** Start Records for the task **

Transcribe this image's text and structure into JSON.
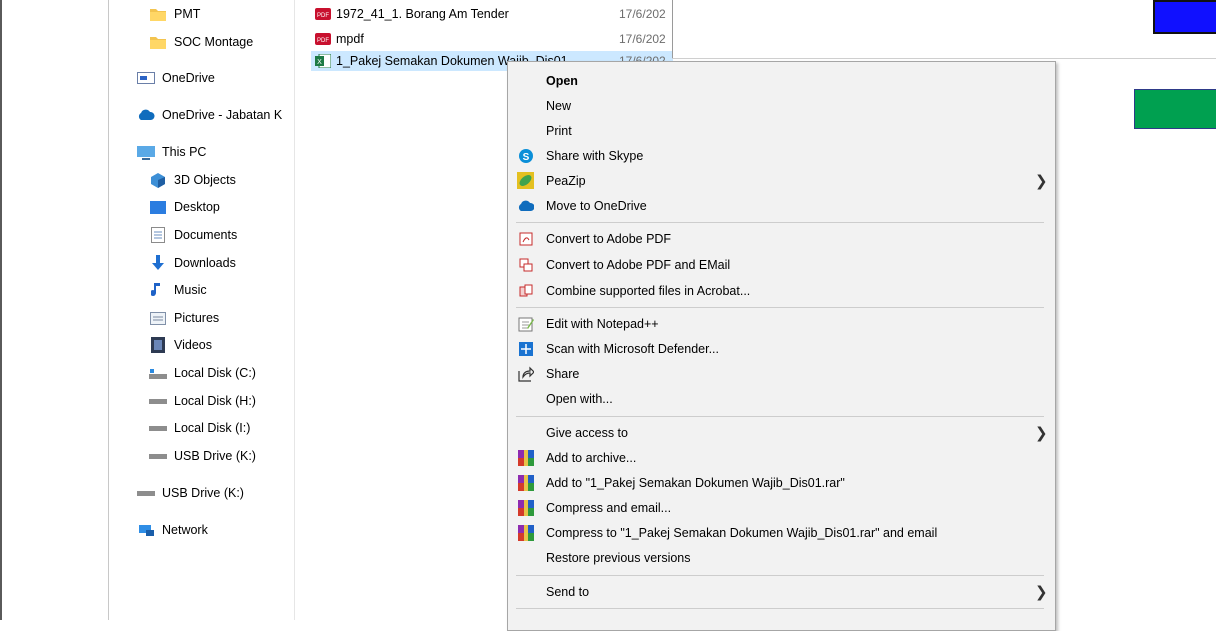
{
  "nav": {
    "items": [
      {
        "label": "PMT",
        "icon": "folder-icon"
      },
      {
        "label": "SOC Montage",
        "icon": "folder-icon"
      },
      {
        "label": "OneDrive",
        "icon": "onedrive-icon"
      },
      {
        "label": "OneDrive - Jabatan K",
        "icon": "cloud-icon"
      },
      {
        "label": "This PC",
        "icon": "computer-icon"
      },
      {
        "label": "3D Objects",
        "icon": "cube-icon"
      },
      {
        "label": "Desktop",
        "icon": "desktop-icon"
      },
      {
        "label": "Documents",
        "icon": "document-icon"
      },
      {
        "label": "Downloads",
        "icon": "download-icon"
      },
      {
        "label": "Music",
        "icon": "music-icon"
      },
      {
        "label": "Pictures",
        "icon": "pictures-icon"
      },
      {
        "label": "Videos",
        "icon": "video-icon"
      },
      {
        "label": "Local Disk (C:)",
        "icon": "drive-icon"
      },
      {
        "label": "Local Disk (H:)",
        "icon": "drive-icon"
      },
      {
        "label": "Local Disk (I:)",
        "icon": "drive-icon"
      },
      {
        "label": "USB Drive (K:)",
        "icon": "usb-drive-icon"
      },
      {
        "label": "USB Drive (K:)",
        "icon": "usb-drive-icon"
      },
      {
        "label": "Network",
        "icon": "network-icon"
      }
    ]
  },
  "files": [
    {
      "name": "1972_41_1. Borang Am Tender",
      "date": "17/6/202",
      "icon": "pdf-icon"
    },
    {
      "name": "mpdf",
      "date": "17/6/202",
      "icon": "pdf-icon"
    },
    {
      "name": "1_Pakej Semakan Dokumen Wajib_Dis01",
      "date": "17/6/202",
      "icon": "excel-icon"
    }
  ],
  "context_menu": {
    "items": [
      {
        "label": "Open",
        "bold": true
      },
      {
        "label": "New"
      },
      {
        "label": "Print"
      },
      {
        "label": "Share with Skype",
        "icon": "skype-icon"
      },
      {
        "label": "PeaZip",
        "icon": "peazip-icon",
        "submenu": true
      },
      {
        "label": "Move to OneDrive",
        "icon": "cloud-icon"
      },
      {
        "label": "Convert to Adobe PDF",
        "icon": "adobe-pdf-icon"
      },
      {
        "label": "Convert to Adobe PDF and EMail",
        "icon": "adobe-pdf-email-icon"
      },
      {
        "label": "Combine supported files in Acrobat...",
        "icon": "acrobat-combine-icon"
      },
      {
        "label": "Edit with Notepad++",
        "icon": "notepadpp-icon"
      },
      {
        "label": "Scan with Microsoft Defender...",
        "icon": "defender-icon"
      },
      {
        "label": "Share",
        "icon": "share-icon"
      },
      {
        "label": "Open with..."
      },
      {
        "label": "Give access to",
        "submenu": true
      },
      {
        "label": "Add to archive...",
        "icon": "winrar-icon"
      },
      {
        "label": "Add to \"1_Pakej Semakan Dokumen Wajib_Dis01.rar\"",
        "icon": "winrar-icon"
      },
      {
        "label": "Compress and email...",
        "icon": "winrar-icon"
      },
      {
        "label": "Compress to \"1_Pakej Semakan Dokumen Wajib_Dis01.rar\" and email",
        "icon": "winrar-icon"
      },
      {
        "label": "Restore previous versions"
      },
      {
        "label": "Send to",
        "submenu": true
      }
    ]
  },
  "colors": {
    "selection": "#cce8ff",
    "menu_bg": "#f2f2f2",
    "blue_box": "#1010ff",
    "green_box": "#00a050"
  }
}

** End Records for the task **

## What you will do
Select the lines that carry the string "Dokumen" and copy them.

## Response to this exercise
      "name": "1_Pakej Semakan Dokumen Wajib_Dis01",
        "label": "Add to \"1_Pakej Semakan Dokumen Wajib_Dis01.rar\"",
        "label": "Compress to \"1_Pakej Semakan Dokumen Wajib_Dis01.rar\" and email",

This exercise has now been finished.